◆ STATED EXERCISE ◆
Every entry below must be repeated exactly; skip the pictures.

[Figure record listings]
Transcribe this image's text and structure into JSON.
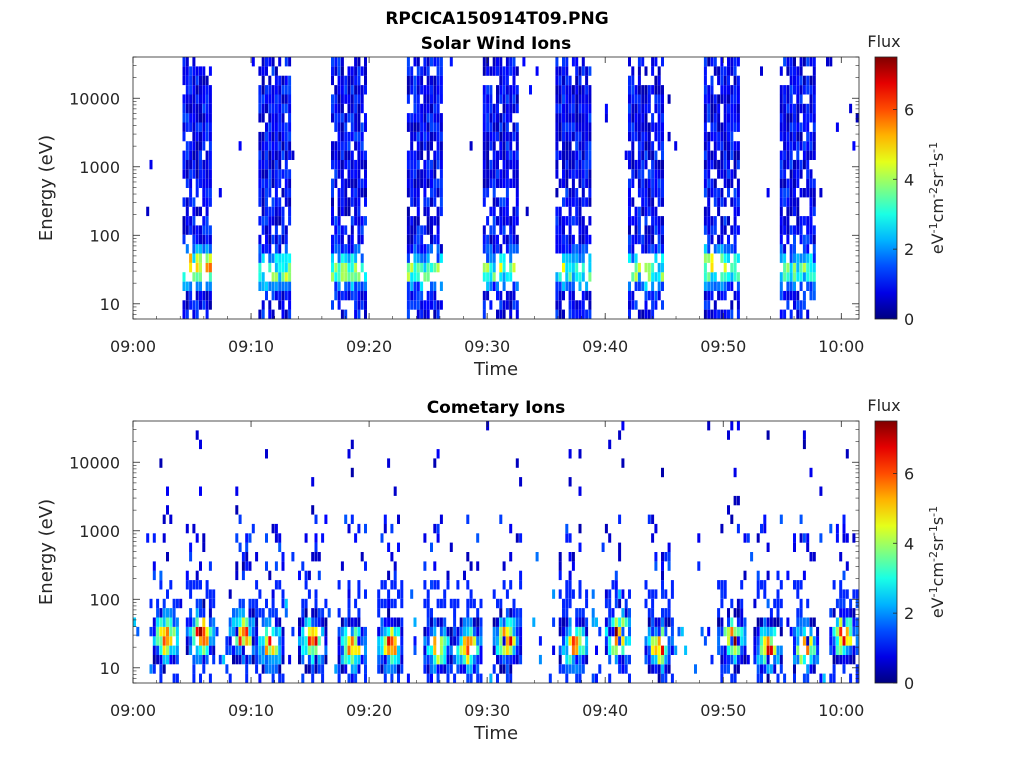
{
  "figure": {
    "title": "RPCICA150914T09.PNG"
  },
  "chart_data": [
    {
      "type": "heatmap",
      "title": "Solar Wind Ions",
      "xlabel": "Time",
      "ylabel": "Energy (eV)",
      "x_ticks": [
        "09:00",
        "09:10",
        "09:20",
        "09:30",
        "09:40",
        "09:50",
        "10:00"
      ],
      "xlim": [
        "09:00",
        "10:01:30"
      ],
      "y_scale": "log",
      "y_ticks": [
        "10",
        "100",
        "1000",
        "10000"
      ],
      "ylim": [
        6,
        40000
      ],
      "colorbar": {
        "title": "Flux",
        "label": "eV-1cm-2sr-1s-1",
        "ticks": [
          "0",
          "2",
          "4",
          "6"
        ],
        "range": [
          0,
          7.5
        ],
        "colormap": "jet"
      },
      "bursts": [
        {
          "start_min": 4.2,
          "end_min": 6.8,
          "peak_eV": 35,
          "peak_flux": 4.8
        },
        {
          "start_min": 10.6,
          "end_min": 13.4,
          "peak_eV": 30,
          "peak_flux": 3.5
        },
        {
          "start_min": 16.8,
          "end_min": 19.8,
          "peak_eV": 30,
          "peak_flux": 3.2
        },
        {
          "start_min": 23.3,
          "end_min": 26.3,
          "peak_eV": 30,
          "peak_flux": 3.2
        },
        {
          "start_min": 29.6,
          "end_min": 32.6,
          "peak_eV": 30,
          "peak_flux": 3.2
        },
        {
          "start_min": 35.8,
          "end_min": 38.8,
          "peak_eV": 30,
          "peak_flux": 3.2
        },
        {
          "start_min": 42.0,
          "end_min": 45.0,
          "peak_eV": 30,
          "peak_flux": 3.5
        },
        {
          "start_min": 48.5,
          "end_min": 51.3,
          "peak_eV": 35,
          "peak_flux": 4.0
        },
        {
          "start_min": 54.8,
          "end_min": 57.8,
          "peak_eV": 30,
          "peak_flux": 3.2
        }
      ]
    },
    {
      "type": "heatmap",
      "title": "Cometary Ions",
      "xlabel": "Time",
      "ylabel": "Energy (eV)",
      "x_ticks": [
        "09:00",
        "09:10",
        "09:20",
        "09:30",
        "09:40",
        "09:50",
        "10:00"
      ],
      "xlim": [
        "09:00",
        "10:01:30"
      ],
      "y_scale": "log",
      "y_ticks": [
        "10",
        "100",
        "1000",
        "10000"
      ],
      "ylim": [
        6,
        40000
      ],
      "colorbar": {
        "title": "Flux",
        "label": "eV-1cm-2sr-1s-1",
        "ticks": [
          "0",
          "2",
          "4",
          "6"
        ],
        "range": [
          0,
          7.5
        ],
        "colormap": "jet"
      },
      "bursts": [
        {
          "center_min": 2.8,
          "peak_eV": 28,
          "peak_flux": 6.5
        },
        {
          "center_min": 5.8,
          "peak_eV": 30,
          "peak_flux": 6.5
        },
        {
          "center_min": 9.3,
          "peak_eV": 30,
          "peak_flux": 6.0
        },
        {
          "center_min": 11.7,
          "peak_eV": 22,
          "peak_flux": 5.5
        },
        {
          "center_min": 15.2,
          "peak_eV": 25,
          "peak_flux": 6.0
        },
        {
          "center_min": 18.6,
          "peak_eV": 20,
          "peak_flux": 6.0
        },
        {
          "center_min": 21.8,
          "peak_eV": 22,
          "peak_flux": 6.0
        },
        {
          "center_min": 25.8,
          "peak_eV": 20,
          "peak_flux": 5.5
        },
        {
          "center_min": 28.4,
          "peak_eV": 20,
          "peak_flux": 6.3
        },
        {
          "center_min": 31.7,
          "peak_eV": 25,
          "peak_flux": 6.0
        },
        {
          "center_min": 37.4,
          "peak_eV": 22,
          "peak_flux": 6.0
        },
        {
          "center_min": 41.1,
          "peak_eV": 30,
          "peak_flux": 7.0
        },
        {
          "center_min": 44.6,
          "peak_eV": 20,
          "peak_flux": 6.0
        },
        {
          "center_min": 50.8,
          "peak_eV": 25,
          "peak_flux": 6.3
        },
        {
          "center_min": 53.8,
          "peak_eV": 20,
          "peak_flux": 6.0
        },
        {
          "center_min": 57.0,
          "peak_eV": 20,
          "peak_flux": 6.0
        },
        {
          "center_min": 60.2,
          "peak_eV": 30,
          "peak_flux": 6.3
        }
      ]
    }
  ]
}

◆ THE SOLUTION ◆
Transcribe this image's text and structure into JSON.
{
  "figure": {
    "title": "RPCICA150914T09.PNG"
  },
  "chart_data": [
    {
      "type": "heatmap",
      "title": "Solar Wind Ions",
      "xlabel": "Time",
      "ylabel": "Energy (eV)",
      "x_ticks": [
        "09:00",
        "09:10",
        "09:20",
        "09:30",
        "09:40",
        "09:50",
        "10:00"
      ],
      "xlim": [
        "09:00",
        "10:01:30"
      ],
      "y_scale": "log",
      "y_ticks": [
        "10",
        "100",
        "1000",
        "10000"
      ],
      "ylim": [
        6,
        40000
      ],
      "colorbar": {
        "title": "Flux",
        "label": "eV-1cm-2sr-1s-1",
        "ticks": [
          "0",
          "2",
          "4",
          "6"
        ],
        "range": [
          0,
          7.5
        ],
        "colormap": "jet"
      },
      "bursts": [
        {
          "start_min": 4.2,
          "end_min": 6.8,
          "peak_eV": 35,
          "peak_flux": 4.8
        },
        {
          "start_min": 10.6,
          "end_min": 13.4,
          "peak_eV": 30,
          "peak_flux": 3.5
        },
        {
          "start_min": 16.8,
          "end_min": 19.8,
          "peak_eV": 30,
          "peak_flux": 3.2
        },
        {
          "start_min": 23.3,
          "end_min": 26.3,
          "peak_eV": 30,
          "peak_flux": 3.2
        },
        {
          "start_min": 29.6,
          "end_min": 32.6,
          "peak_eV": 30,
          "peak_flux": 3.2
        },
        {
          "start_min": 35.8,
          "end_min": 38.8,
          "peak_eV": 30,
          "peak_flux": 3.2
        },
        {
          "start_min": 42.0,
          "end_min": 45.0,
          "peak_eV": 30,
          "peak_flux": 3.5
        },
        {
          "start_min": 48.5,
          "end_min": 51.3,
          "peak_eV": 35,
          "peak_flux": 4.0
        },
        {
          "start_min": 54.8,
          "end_min": 57.8,
          "peak_eV": 30,
          "peak_flux": 3.2
        }
      ]
    },
    {
      "type": "heatmap",
      "title": "Cometary Ions",
      "xlabel": "Time",
      "ylabel": "Energy (eV)",
      "x_ticks": [
        "09:00",
        "09:10",
        "09:20",
        "09:30",
        "09:40",
        "09:50",
        "10:00"
      ],
      "xlim": [
        "09:00",
        "10:01:30"
      ],
      "y_scale": "log",
      "y_ticks": [
        "10",
        "100",
        "1000",
        "10000"
      ],
      "ylim": [
        6,
        40000
      ],
      "colorbar": {
        "title": "Flux",
        "label": "eV-1cm-2sr-1s-1",
        "ticks": [
          "0",
          "2",
          "4",
          "6"
        ],
        "range": [
          0,
          7.5
        ],
        "colormap": "jet"
      },
      "bursts": [
        {
          "center_min": 2.8,
          "peak_eV": 28,
          "peak_flux": 6.5
        },
        {
          "center_min": 5.8,
          "peak_eV": 30,
          "peak_flux": 6.5
        },
        {
          "center_min": 9.3,
          "peak_eV": 30,
          "peak_flux": 6.0
        },
        {
          "center_min": 11.7,
          "peak_eV": 22,
          "peak_flux": 5.5
        },
        {
          "center_min": 15.2,
          "peak_eV": 25,
          "peak_flux": 6.0
        },
        {
          "center_min": 18.6,
          "peak_eV": 20,
          "peak_flux": 6.0
        },
        {
          "center_min": 21.8,
          "peak_eV": 22,
          "peak_flux": 6.0
        },
        {
          "center_min": 25.8,
          "peak_eV": 20,
          "peak_flux": 5.5
        },
        {
          "center_min": 28.4,
          "peak_eV": 20,
          "peak_flux": 6.3
        },
        {
          "center_min": 31.7,
          "peak_eV": 25,
          "peak_flux": 6.0
        },
        {
          "center_min": 37.4,
          "peak_eV": 22,
          "peak_flux": 6.0
        },
        {
          "center_min": 41.1,
          "peak_eV": 30,
          "peak_flux": 7.0
        },
        {
          "center_min": 44.6,
          "peak_eV": 20,
          "peak_flux": 6.0
        },
        {
          "center_min": 50.8,
          "peak_eV": 25,
          "peak_flux": 6.3
        },
        {
          "center_min": 53.8,
          "peak_eV": 20,
          "peak_flux": 6.0
        },
        {
          "center_min": 57.0,
          "peak_eV": 20,
          "peak_flux": 6.0
        },
        {
          "center_min": 60.2,
          "peak_eV": 30,
          "peak_flux": 6.3
        }
      ]
    }
  ]
}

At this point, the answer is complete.